▶ _Brief_:
Repeat all of the material below exactly as written, images excluded.

▶ _Information supplied_:

— Start —

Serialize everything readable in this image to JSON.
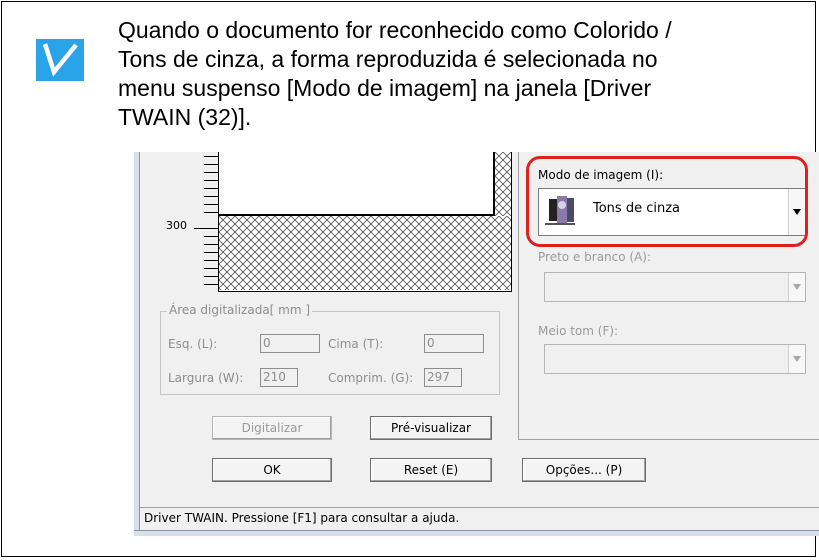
{
  "note": {
    "lines": [
      "Quando o documento for reconhecido como Colorido /",
      "Tons de cinza, a forma reproduzida é selecionada no",
      "menu suspenso [Modo de imagem] na janela [Driver",
      "TWAIN (32)]."
    ],
    "icon": "checkmark-icon",
    "icon_color": "#2aa3e8"
  },
  "dialog": {
    "ruler_label": "300",
    "scan_area": {
      "title": "Área digitalizada[ mm ]",
      "left_label": "Esq. (L):",
      "left_value": "0",
      "top_label": "Cima (T):",
      "top_value": "0",
      "width_label": "Largura (W):",
      "width_value": "210",
      "length_label": "Comprim. (G):",
      "length_value": "297"
    },
    "buttons": {
      "scan": "Digitalizar",
      "preview": "Pré-visualizar",
      "ok": "OK",
      "reset": "Reset (E)",
      "options": "Opções... (P)"
    },
    "image_mode": {
      "label": "Modo de imagem (I):",
      "selected": "Tons de cinza",
      "icon": "grayscale-mode-icon"
    },
    "black_white": {
      "label": "Preto e branco (A):"
    },
    "halftone": {
      "label": "Meio tom (F):"
    },
    "status_text": "Driver TWAIN. Pressione [F1] para consultar a ajuda.",
    "highlight_color": "#e0201c"
  }
}
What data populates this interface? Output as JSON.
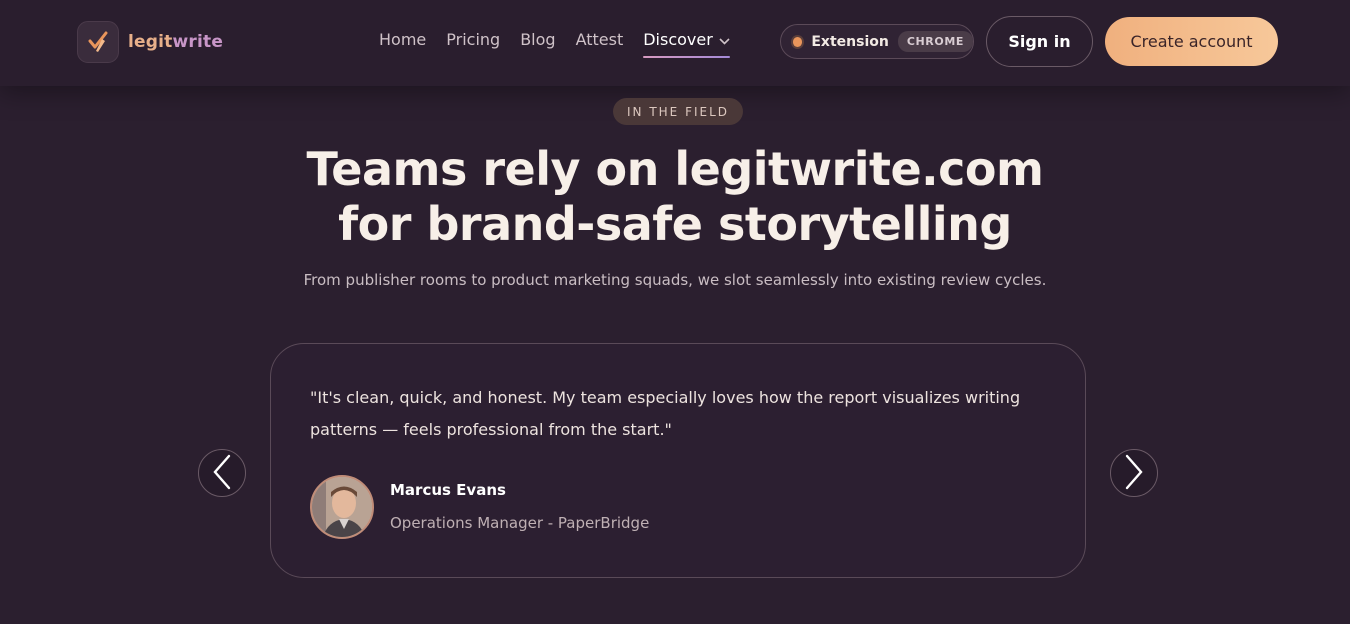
{
  "header": {
    "brand": {
      "part1": "legit",
      "part2": "write"
    },
    "nav": [
      "Home",
      "Pricing",
      "Blog",
      "Attest"
    ],
    "nav_active": "Discover",
    "extension": {
      "label": "Extension",
      "badge": "CHROME"
    },
    "signin_label": "Sign in",
    "create_label": "Create account"
  },
  "hero": {
    "badge": "IN THE FIELD",
    "title_line1": "Teams rely on legitwrite.com",
    "title_line2": "for brand-safe storytelling",
    "subtitle": "From publisher rooms to product marketing squads, we slot seamlessly into existing review cycles."
  },
  "testimonial": {
    "quote_line1": "\"It's clean, quick, and honest. My team especially loves how the report visualizes writing",
    "quote_line2": "patterns — feels professional from the start.\"",
    "name": "Marcus Evans",
    "role": "Operations Manager - PaperBridge"
  },
  "colors": {
    "background": "#2b1f2f",
    "accent": "#f0b07e",
    "brand_purple": "#c896c8"
  }
}
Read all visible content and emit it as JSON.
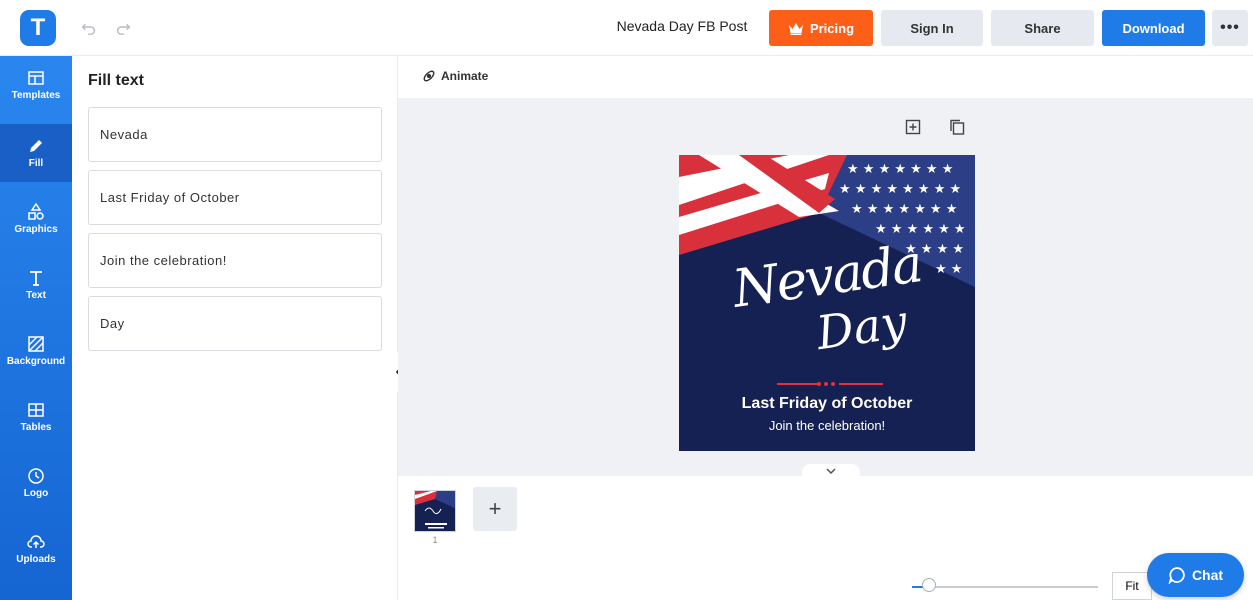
{
  "app": {
    "logo_letter": "T",
    "accent": "#1f7be8",
    "pricing_color": "#fd5e18"
  },
  "header": {
    "doc_title": "Nevada Day FB Post",
    "pricing_label": "Pricing",
    "signin_label": "Sign In",
    "share_label": "Share",
    "download_label": "Download",
    "more_label": "•••"
  },
  "sidebar": {
    "items": [
      {
        "label": "Templates",
        "icon": "templates-icon"
      },
      {
        "label": "Fill",
        "icon": "pencil-icon"
      },
      {
        "label": "Graphics",
        "icon": "shapes-icon"
      },
      {
        "label": "Text",
        "icon": "text-icon"
      },
      {
        "label": "Background",
        "icon": "background-icon"
      },
      {
        "label": "Tables",
        "icon": "table-icon"
      },
      {
        "label": "Logo",
        "icon": "logo-icon"
      },
      {
        "label": "Uploads",
        "icon": "upload-cloud-icon"
      }
    ],
    "active": "Fill"
  },
  "panel": {
    "title": "Fill text",
    "fields": [
      "Nevada",
      "Last Friday of October",
      "Join the celebration!",
      "Day"
    ]
  },
  "editor": {
    "animate_label": "Animate",
    "design": {
      "script_title": "Nevada",
      "script_subtitle": "Day",
      "headline": "Last Friday of October",
      "tagline": "Join the celebration!"
    },
    "page_number": "1",
    "add_page_label": "+",
    "fit_label": "Fit",
    "zoom_level": 0.09
  },
  "chat": {
    "label": "Chat"
  }
}
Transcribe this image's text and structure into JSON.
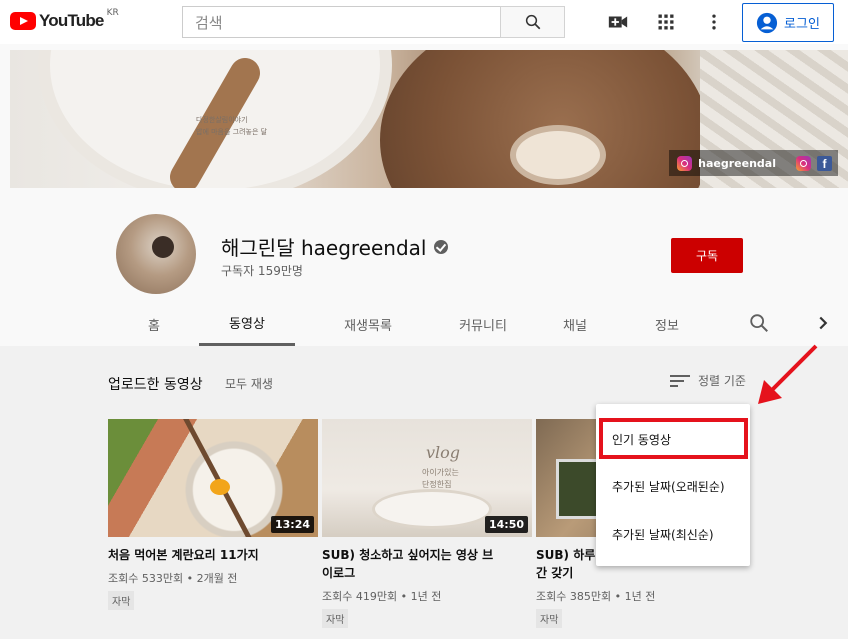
{
  "header": {
    "logo_text": "YouTube",
    "region": "KR",
    "search_placeholder": "검색",
    "login_label": "로그인",
    "icons": [
      "search-icon",
      "video-camera-icon",
      "apps-grid-icon",
      "more-vert-icon",
      "account-icon"
    ]
  },
  "banner": {
    "caption_line1": "다정한살림이야기",
    "caption_line2": "밥에 마음을 그려놓은 달",
    "social_handle": "haegreendal"
  },
  "channel": {
    "name": "해그린달 haegreendal",
    "subscribers": "구독자 159만명",
    "subscribe_label": "구독",
    "tabs": [
      {
        "label": "홈",
        "active": false
      },
      {
        "label": "동영상",
        "active": true
      },
      {
        "label": "재생목록",
        "active": false
      },
      {
        "label": "커뮤니티",
        "active": false
      },
      {
        "label": "채널",
        "active": false
      },
      {
        "label": "정보",
        "active": false
      }
    ]
  },
  "uploads": {
    "section_title": "업로드한 동영상",
    "play_all": "모두 재생",
    "sort_label": "정렬 기준",
    "videos": [
      {
        "title": "처음 먹어본 계란요리 11가지",
        "title_line2": "",
        "meta": "조회수 533만회 • 2개월 전",
        "badge": "자막",
        "duration": "13:24"
      },
      {
        "title": "SUB) 청소하고 싶어지는 영상 브",
        "title_line2": "이로그",
        "meta": "조회수 419만회 • 1년 전",
        "badge": "자막",
        "duration": "14:50"
      },
      {
        "title": "SUB) 하루",
        "title_line2": "간 갖기",
        "meta": "조회수 385만회 • 1년 전",
        "badge": "자막",
        "duration": ""
      }
    ],
    "thumb2_text": "vlog",
    "thumb2_sub1": "아이가있는",
    "thumb2_sub2": "단정한집"
  },
  "sort_menu": {
    "items": [
      "인기 동영상",
      "추가된 날짜(오래된순)",
      "추가된 날짜(최신순)"
    ],
    "highlighted_index": 0
  },
  "colors": {
    "brand_red": "#ff0000",
    "subscribe_red": "#cc0000",
    "login_blue": "#065fd4",
    "annotation_red": "#e5121c"
  }
}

— End —

▶ _Result of the exercise_:
Serialize everything readable in this image to JSON.
{
  "note": {
    "lines": [
      "Quando o documento for reconhecido como Colorido /",
      "Tons de cinza, a forma reproduzida é selecionada no",
      "menu suspenso [Modo de imagem] na janela [Driver",
      "TWAIN (32)]."
    ],
    "icon": "checkmark-icon",
    "icon_color": "#2aa3e8"
  },
  "dialog": {
    "ruler_label": "300",
    "scan_area": {
      "title": "Área digitalizada[ mm ]",
      "left_label": "Esq. (L):",
      "left_value": "0",
      "top_label": "Cima (T):",
      "top_value": "0",
      "width_label": "Largura (W):",
      "width_value": "210",
      "length_label": "Comprim. (G):",
      "length_value": "297"
    },
    "buttons": {
      "scan": "Digitalizar",
      "preview": "Pré-visualizar",
      "ok": "OK",
      "reset": "Reset (E)",
      "options": "Opções... (P)"
    },
    "image_mode": {
      "label": "Modo de imagem (I):",
      "selected": "Tons de cinza",
      "icon": "grayscale-mode-icon"
    },
    "black_white": {
      "label": "Preto e branco (A):"
    },
    "halftone": {
      "label": "Meio tom (F):"
    },
    "status_text": "Driver TWAIN. Pressione [F1] para consultar a ajuda.",
    "highlight_color": "#e0201c"
  }
}
What data populates this interface? Output as JSON.
{
  "header": {
    "brand": {
      "part1": "legit",
      "part2": "write"
    },
    "nav": [
      "Home",
      "Pricing",
      "Blog",
      "Attest"
    ],
    "nav_active": "Discover",
    "extension": {
      "label": "Extension",
      "badge": "CHROME"
    },
    "signin_label": "Sign in",
    "create_label": "Create account"
  },
  "hero": {
    "badge": "IN THE FIELD",
    "title_line1": "Teams rely on legitwrite.com",
    "title_line2": "for brand-safe storytelling",
    "subtitle": "From publisher rooms to product marketing squads, we slot seamlessly into existing review cycles."
  },
  "testimonial": {
    "quote_line1": "\"It's clean, quick, and honest. My team especially loves how the report visualizes writing",
    "quote_line2": "patterns — feels professional from the start.\"",
    "name": "Marcus Evans",
    "role": "Operations Manager - PaperBridge"
  },
  "colors": {
    "background": "#2b1f2f",
    "accent": "#f0b07e",
    "brand_purple": "#c896c8"
  }
}
Read all visible content and emit it as JSON.
{
  "app": {
    "logo_letter": "T",
    "accent": "#1f7be8",
    "pricing_color": "#fd5e18"
  },
  "header": {
    "doc_title": "Nevada Day FB Post",
    "pricing_label": "Pricing",
    "signin_label": "Sign In",
    "share_label": "Share",
    "download_label": "Download",
    "more_label": "•••"
  },
  "sidebar": {
    "items": [
      {
        "label": "Templates",
        "icon": "templates-icon"
      },
      {
        "label": "Fill",
        "icon": "pencil-icon"
      },
      {
        "label": "Graphics",
        "icon": "shapes-icon"
      },
      {
        "label": "Text",
        "icon": "text-icon"
      },
      {
        "label": "Background",
        "icon": "background-icon"
      },
      {
        "label": "Tables",
        "icon": "table-icon"
      },
      {
        "label": "Logo",
        "icon": "logo-icon"
      },
      {
        "label": "Uploads",
        "icon": "upload-cloud-icon"
      }
    ],
    "active": "Fill"
  },
  "panel": {
    "title": "Fill text",
    "fields": [
      "Nevada",
      "Last Friday of October",
      "Join the celebration!",
      "Day"
    ]
  },
  "editor": {
    "animate_label": "Animate",
    "design": {
      "script_title": "Nevada",
      "script_subtitle": "Day",
      "headline": "Last Friday of October",
      "tagline": "Join the celebration!"
    },
    "page_number": "1",
    "add_page_label": "+",
    "fit_label": "Fit",
    "zoom_level": 0.09
  },
  "chat": {
    "label": "Chat"
  }
}
Transcribe this image's text and structure into JSON.
{
  "header": {
    "logo_text": "YouTube",
    "region": "KR",
    "search_placeholder": "검색",
    "login_label": "로그인",
    "icons": [
      "search-icon",
      "video-camera-icon",
      "apps-grid-icon",
      "more-vert-icon",
      "account-icon"
    ]
  },
  "banner": {
    "caption_line1": "다정한살림이야기",
    "caption_line2": "밥에 마음을 그려놓은 달",
    "social_handle": "haegreendal"
  },
  "channel": {
    "name": "해그린달 haegreendal",
    "subscribers": "구독자 159만명",
    "subscribe_label": "구독",
    "tabs": [
      {
        "label": "홈",
        "active": false
      },
      {
        "label": "동영상",
        "active": true
      },
      {
        "label": "재생목록",
        "active": false
      },
      {
        "label": "커뮤니티",
        "active": false
      },
      {
        "label": "채널",
        "active": false
      },
      {
        "label": "정보",
        "active": false
      }
    ]
  },
  "uploads": {
    "section_title": "업로드한 동영상",
    "play_all": "모두 재생",
    "sort_label": "정렬 기준",
    "videos": [
      {
        "title": "처음 먹어본 계란요리 11가지",
        "title_line2": "",
        "meta": "조회수 533만회 • 2개월 전",
        "badge": "자막",
        "duration": "13:24"
      },
      {
        "title": "SUB) 청소하고 싶어지는 영상 브",
        "title_line2": "이로그",
        "meta": "조회수 419만회 • 1년 전",
        "badge": "자막",
        "duration": "14:50"
      },
      {
        "title": "SUB) 하루",
        "title_line2": "간 갖기",
        "meta": "조회수 385만회 • 1년 전",
        "badge": "자막",
        "duration": ""
      }
    ],
    "thumb2_text": "vlog",
    "thumb2_sub1": "아이가있는",
    "thumb2_sub2": "단정한집"
  },
  "sort_menu": {
    "items": [
      "인기 동영상",
      "추가된 날짜(오래된순)",
      "추가된 날짜(최신순)"
    ],
    "highlighted_index": 0
  },
  "colors": {
    "brand_red": "#ff0000",
    "subscribe_red": "#cc0000",
    "login_blue": "#065fd4",
    "annotation_red": "#e5121c"
  }
}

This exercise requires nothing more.